- _RECORDS PROVIDED_:
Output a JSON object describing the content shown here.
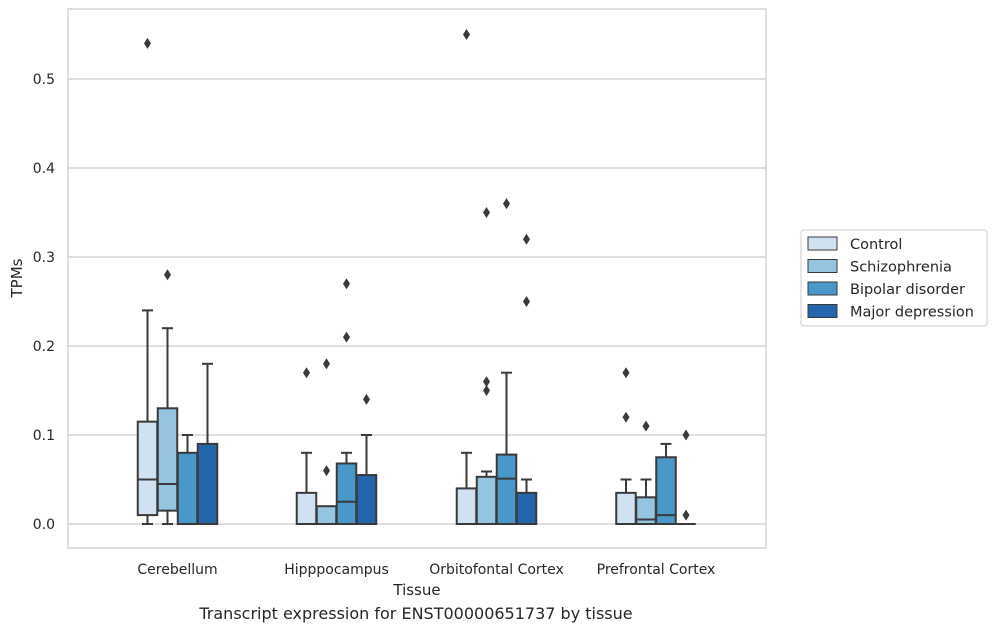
{
  "caption": "Transcript expression for ENST00000651737 by tissue",
  "chart_data": {
    "type": "box",
    "xlabel": "Tissue",
    "ylabel": "TPMs",
    "ylim": [
      -0.027,
      0.58
    ],
    "yticks": [
      0.0,
      0.1,
      0.2,
      0.3,
      0.4,
      0.5
    ],
    "ytick_labels": [
      "0.0",
      "0.1",
      "0.2",
      "0.3",
      "0.4",
      "0.5"
    ],
    "grid": "horizontal",
    "legend_position": "right",
    "categories": [
      "Cerebellum",
      "Hipppocampus",
      "Orbitofontal Cortex",
      "Prefrontal Cortex"
    ],
    "colors": {
      "Control": "#d0e1f2",
      "Schizophrenia": "#94c4df",
      "Bipolar disorder": "#4a98c9",
      "Major depression": "#2465ab",
      "edge": "#3a3a3a",
      "grid": "#cccccc",
      "frame": "#cccccc"
    },
    "series": [
      {
        "name": "Control",
        "boxes": [
          {
            "whisker_low": 0.0,
            "q1": 0.01,
            "median": 0.05,
            "q3": 0.115,
            "whisker_high": 0.24,
            "outliers": [
              0.54
            ]
          },
          {
            "whisker_low": 0.0,
            "q1": 0.0,
            "median": 0.0,
            "q3": 0.035,
            "whisker_high": 0.08,
            "outliers": [
              0.17
            ]
          },
          {
            "whisker_low": 0.0,
            "q1": 0.0,
            "median": 0.0,
            "q3": 0.04,
            "whisker_high": 0.08,
            "outliers": [
              0.55
            ]
          },
          {
            "whisker_low": 0.0,
            "q1": 0.0,
            "median": 0.0,
            "q3": 0.035,
            "whisker_high": 0.05,
            "outliers": [
              0.17,
              0.12
            ]
          }
        ]
      },
      {
        "name": "Schizophrenia",
        "boxes": [
          {
            "whisker_low": 0.0,
            "q1": 0.015,
            "median": 0.045,
            "q3": 0.13,
            "whisker_high": 0.22,
            "outliers": [
              0.28
            ]
          },
          {
            "whisker_low": 0.0,
            "q1": 0.0,
            "median": 0.0,
            "q3": 0.02,
            "whisker_high": 0.02,
            "outliers": [
              0.18,
              0.06
            ]
          },
          {
            "whisker_low": 0.0,
            "q1": 0.0,
            "median": 0.0,
            "q3": 0.053,
            "whisker_high": 0.059,
            "outliers": [
              0.35,
              0.16,
              0.15
            ]
          },
          {
            "whisker_low": 0.0,
            "q1": 0.0,
            "median": 0.005,
            "q3": 0.03,
            "whisker_high": 0.05,
            "outliers": [
              0.11
            ]
          }
        ]
      },
      {
        "name": "Bipolar disorder",
        "boxes": [
          {
            "whisker_low": 0.0,
            "q1": 0.0,
            "median": 0.0,
            "q3": 0.08,
            "whisker_high": 0.1,
            "outliers": []
          },
          {
            "whisker_low": 0.0,
            "q1": 0.0,
            "median": 0.025,
            "q3": 0.068,
            "whisker_high": 0.08,
            "outliers": [
              0.27,
              0.21
            ]
          },
          {
            "whisker_low": 0.0,
            "q1": 0.0,
            "median": 0.051,
            "q3": 0.078,
            "whisker_high": 0.17,
            "outliers": [
              0.36
            ]
          },
          {
            "whisker_low": 0.0,
            "q1": 0.0,
            "median": 0.01,
            "q3": 0.075,
            "whisker_high": 0.09,
            "outliers": []
          }
        ]
      },
      {
        "name": "Major depression",
        "boxes": [
          {
            "whisker_low": 0.0,
            "q1": 0.0,
            "median": 0.0,
            "q3": 0.09,
            "whisker_high": 0.18,
            "outliers": []
          },
          {
            "whisker_low": 0.0,
            "q1": 0.0,
            "median": 0.0,
            "q3": 0.055,
            "whisker_high": 0.1,
            "outliers": [
              0.14
            ]
          },
          {
            "whisker_low": 0.0,
            "q1": 0.0,
            "median": 0.0,
            "q3": 0.035,
            "whisker_high": 0.05,
            "outliers": [
              0.32,
              0.25
            ]
          },
          {
            "whisker_low": 0.0,
            "q1": 0.0,
            "median": 0.0,
            "q3": 0.0,
            "whisker_high": 0.0,
            "outliers": [
              0.1,
              0.01
            ]
          }
        ]
      }
    ]
  }
}
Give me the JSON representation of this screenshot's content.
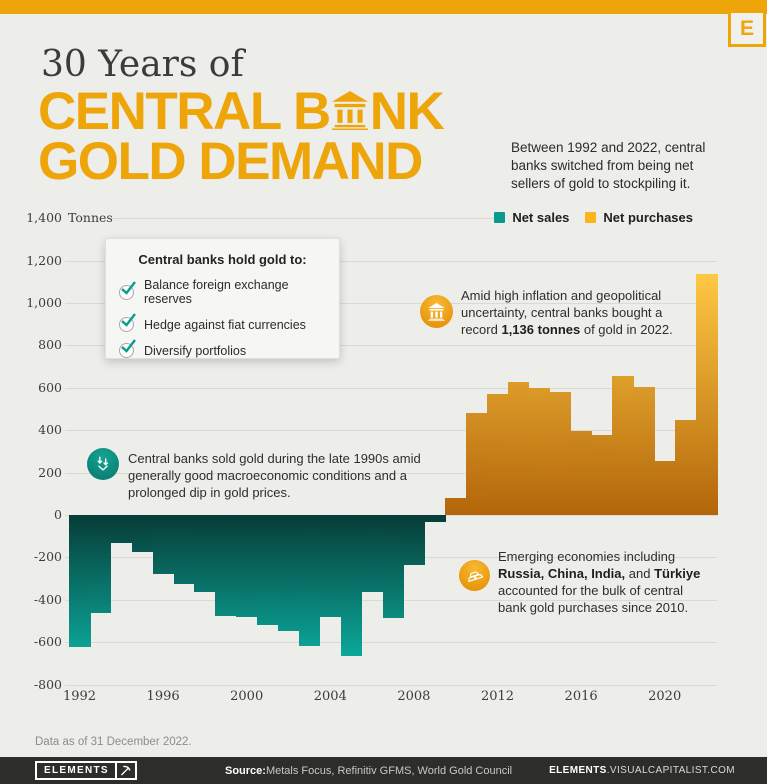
{
  "colors": {
    "accent": "#EEA50A",
    "page_bg": "#EDEDEA",
    "legend_teal": "#0A9A8D",
    "legend_gold": "#FBB41C",
    "footer_bg": "#2D2D2B"
  },
  "header": {
    "badge_letter": "E",
    "eyebrow": "30 Years of",
    "title_line1_pre": "CENTRAL B",
    "title_line1_post": "NK",
    "title_line2": "GOLD DEMAND",
    "intro": "Between 1992 and 2022, central banks switched from being net sellers of gold to stockpiling it."
  },
  "legend": {
    "net_sales": "Net sales",
    "net_purchases": "Net purchases"
  },
  "card": {
    "title": "Central banks hold gold to:",
    "items": [
      "Balance foreign exchange reserves",
      "Hedge against fiat currencies",
      "Diversify portfolios"
    ]
  },
  "annotations": {
    "record": {
      "pre": "Amid high inflation and geopolitical uncertainty, central banks bought a record ",
      "bold": "1,136 tonnes",
      "post": " of gold in 2022."
    },
    "nineties": {
      "text": "Central banks sold gold during the late 1990s amid generally good macroeconomic conditions and a prolonged dip in gold prices."
    },
    "emerging": {
      "pre": "Emerging economies including ",
      "bold1": "Russia, China, India,",
      "mid": " and ",
      "bold2": "Türkiye",
      "post": " accounted for the bulk of central bank gold purchases since 2010."
    }
  },
  "chart_data": {
    "type": "bar",
    "unit": "Tonnes",
    "x": [
      1992,
      1993,
      1994,
      1995,
      1996,
      1997,
      1998,
      1999,
      2000,
      2001,
      2002,
      2003,
      2004,
      2005,
      2006,
      2007,
      2008,
      2009,
      2010,
      2011,
      2012,
      2013,
      2014,
      2015,
      2016,
      2017,
      2018,
      2019,
      2020,
      2021,
      2022
    ],
    "values": [
      -622,
      -464,
      -130,
      -173,
      -279,
      -326,
      -363,
      -477,
      -479,
      -520,
      -547,
      -620,
      -479,
      -663,
      -365,
      -484,
      -235,
      -34,
      79,
      481,
      569,
      629,
      601,
      580,
      395,
      379,
      656,
      605,
      255,
      450,
      1136
    ],
    "series": [
      {
        "name": "Net sales",
        "sign": "negative",
        "color_dark": "#073C37",
        "color_bright": "#0BA89A"
      },
      {
        "name": "Net purchases",
        "sign": "positive",
        "color_dark": "#B3660A",
        "color_bright": "#FFC844"
      }
    ],
    "ylim": [
      -800,
      1400
    ],
    "ytick_step": 200,
    "xticks": [
      1992,
      1996,
      2000,
      2004,
      2008,
      2012,
      2016,
      2020
    ],
    "grid": true,
    "legend_position": "top-right"
  },
  "footnote": "Data as of 31 December 2022.",
  "footer": {
    "logo_text": "ELEMENTS",
    "source_label": "Source:",
    "source_text": " Metals Focus, Refinitiv GFMS, World Gold Council",
    "site_bold": "ELEMENTS",
    "site_rest": ".VISUALCAPITALIST.COM"
  }
}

- _EXERCISE_: Extract all the data above exactly, excluding every picture.

- _RESPONSE TO THIS TASK_:
Output a JSON object describing the content shown here.
{
  "caption": "Transcript expression for ENST00000651737 by tissue",
  "chart_data": {
    "type": "box",
    "xlabel": "Tissue",
    "ylabel": "TPMs",
    "ylim": [
      -0.027,
      0.58
    ],
    "yticks": [
      0.0,
      0.1,
      0.2,
      0.3,
      0.4,
      0.5
    ],
    "ytick_labels": [
      "0.0",
      "0.1",
      "0.2",
      "0.3",
      "0.4",
      "0.5"
    ],
    "grid": "horizontal",
    "legend_position": "right",
    "categories": [
      "Cerebellum",
      "Hipppocampus",
      "Orbitofontal Cortex",
      "Prefrontal Cortex"
    ],
    "colors": {
      "Control": "#d0e1f2",
      "Schizophrenia": "#94c4df",
      "Bipolar disorder": "#4a98c9",
      "Major depression": "#2465ab",
      "edge": "#3a3a3a",
      "grid": "#cccccc",
      "frame": "#cccccc"
    },
    "series": [
      {
        "name": "Control",
        "boxes": [
          {
            "whisker_low": 0.0,
            "q1": 0.01,
            "median": 0.05,
            "q3": 0.115,
            "whisker_high": 0.24,
            "outliers": [
              0.54
            ]
          },
          {
            "whisker_low": 0.0,
            "q1": 0.0,
            "median": 0.0,
            "q3": 0.035,
            "whisker_high": 0.08,
            "outliers": [
              0.17
            ]
          },
          {
            "whisker_low": 0.0,
            "q1": 0.0,
            "median": 0.0,
            "q3": 0.04,
            "whisker_high": 0.08,
            "outliers": [
              0.55
            ]
          },
          {
            "whisker_low": 0.0,
            "q1": 0.0,
            "median": 0.0,
            "q3": 0.035,
            "whisker_high": 0.05,
            "outliers": [
              0.17,
              0.12
            ]
          }
        ]
      },
      {
        "name": "Schizophrenia",
        "boxes": [
          {
            "whisker_low": 0.0,
            "q1": 0.015,
            "median": 0.045,
            "q3": 0.13,
            "whisker_high": 0.22,
            "outliers": [
              0.28
            ]
          },
          {
            "whisker_low": 0.0,
            "q1": 0.0,
            "median": 0.0,
            "q3": 0.02,
            "whisker_high": 0.02,
            "outliers": [
              0.18,
              0.06
            ]
          },
          {
            "whisker_low": 0.0,
            "q1": 0.0,
            "median": 0.0,
            "q3": 0.053,
            "whisker_high": 0.059,
            "outliers": [
              0.35,
              0.16,
              0.15
            ]
          },
          {
            "whisker_low": 0.0,
            "q1": 0.0,
            "median": 0.005,
            "q3": 0.03,
            "whisker_high": 0.05,
            "outliers": [
              0.11
            ]
          }
        ]
      },
      {
        "name": "Bipolar disorder",
        "boxes": [
          {
            "whisker_low": 0.0,
            "q1": 0.0,
            "median": 0.0,
            "q3": 0.08,
            "whisker_high": 0.1,
            "outliers": []
          },
          {
            "whisker_low": 0.0,
            "q1": 0.0,
            "median": 0.025,
            "q3": 0.068,
            "whisker_high": 0.08,
            "outliers": [
              0.27,
              0.21
            ]
          },
          {
            "whisker_low": 0.0,
            "q1": 0.0,
            "median": 0.051,
            "q3": 0.078,
            "whisker_high": 0.17,
            "outliers": [
              0.36
            ]
          },
          {
            "whisker_low": 0.0,
            "q1": 0.0,
            "median": 0.01,
            "q3": 0.075,
            "whisker_high": 0.09,
            "outliers": []
          }
        ]
      },
      {
        "name": "Major depression",
        "boxes": [
          {
            "whisker_low": 0.0,
            "q1": 0.0,
            "median": 0.0,
            "q3": 0.09,
            "whisker_high": 0.18,
            "outliers": []
          },
          {
            "whisker_low": 0.0,
            "q1": 0.0,
            "median": 0.0,
            "q3": 0.055,
            "whisker_high": 0.1,
            "outliers": [
              0.14
            ]
          },
          {
            "whisker_low": 0.0,
            "q1": 0.0,
            "median": 0.0,
            "q3": 0.035,
            "whisker_high": 0.05,
            "outliers": [
              0.32,
              0.25
            ]
          },
          {
            "whisker_low": 0.0,
            "q1": 0.0,
            "median": 0.0,
            "q3": 0.0,
            "whisker_high": 0.0,
            "outliers": [
              0.1,
              0.01
            ]
          }
        ]
      }
    ]
  }
}
Give me the JSON representation of this screenshot's content.
{
  "colors": {
    "accent": "#EEA50A",
    "page_bg": "#EDEDEA",
    "legend_teal": "#0A9A8D",
    "legend_gold": "#FBB41C",
    "footer_bg": "#2D2D2B"
  },
  "header": {
    "badge_letter": "E",
    "eyebrow": "30 Years of",
    "title_line1_pre": "CENTRAL B",
    "title_line1_post": "NK",
    "title_line2": "GOLD DEMAND",
    "intro": "Between 1992 and 2022, central banks switched from being net sellers of gold to stockpiling it."
  },
  "legend": {
    "net_sales": "Net sales",
    "net_purchases": "Net purchases"
  },
  "card": {
    "title": "Central banks hold gold to:",
    "items": [
      "Balance foreign exchange reserves",
      "Hedge against fiat currencies",
      "Diversify portfolios"
    ]
  },
  "annotations": {
    "record": {
      "pre": "Amid high inflation and geopolitical uncertainty, central banks bought a record ",
      "bold": "1,136 tonnes",
      "post": " of gold in 2022."
    },
    "nineties": {
      "text": "Central banks sold gold during the late 1990s amid generally good macroeconomic conditions and a prolonged dip in gold prices."
    },
    "emerging": {
      "pre": "Emerging economies including ",
      "bold1": "Russia, China, India,",
      "mid": " and ",
      "bold2": "Türkiye",
      "post": " accounted for the bulk of central bank gold purchases since 2010."
    }
  },
  "chart_data": {
    "type": "bar",
    "unit": "Tonnes",
    "x": [
      1992,
      1993,
      1994,
      1995,
      1996,
      1997,
      1998,
      1999,
      2000,
      2001,
      2002,
      2003,
      2004,
      2005,
      2006,
      2007,
      2008,
      2009,
      2010,
      2011,
      2012,
      2013,
      2014,
      2015,
      2016,
      2017,
      2018,
      2019,
      2020,
      2021,
      2022
    ],
    "values": [
      -622,
      -464,
      -130,
      -173,
      -279,
      -326,
      -363,
      -477,
      -479,
      -520,
      -547,
      -620,
      -479,
      -663,
      -365,
      -484,
      -235,
      -34,
      79,
      481,
      569,
      629,
      601,
      580,
      395,
      379,
      656,
      605,
      255,
      450,
      1136
    ],
    "series": [
      {
        "name": "Net sales",
        "sign": "negative",
        "color_dark": "#073C37",
        "color_bright": "#0BA89A"
      },
      {
        "name": "Net purchases",
        "sign": "positive",
        "color_dark": "#B3660A",
        "color_bright": "#FFC844"
      }
    ],
    "ylim": [
      -800,
      1400
    ],
    "ytick_step": 200,
    "xticks": [
      1992,
      1996,
      2000,
      2004,
      2008,
      2012,
      2016,
      2020
    ],
    "grid": true,
    "legend_position": "top-right"
  },
  "footnote": "Data as of 31 December 2022.",
  "footer": {
    "logo_text": "ELEMENTS",
    "source_label": "Source:",
    "source_text": " Metals Focus, Refinitiv GFMS, World Gold Council",
    "site_bold": "ELEMENTS",
    "site_rest": ".VISUALCAPITALIST.COM"
  }
}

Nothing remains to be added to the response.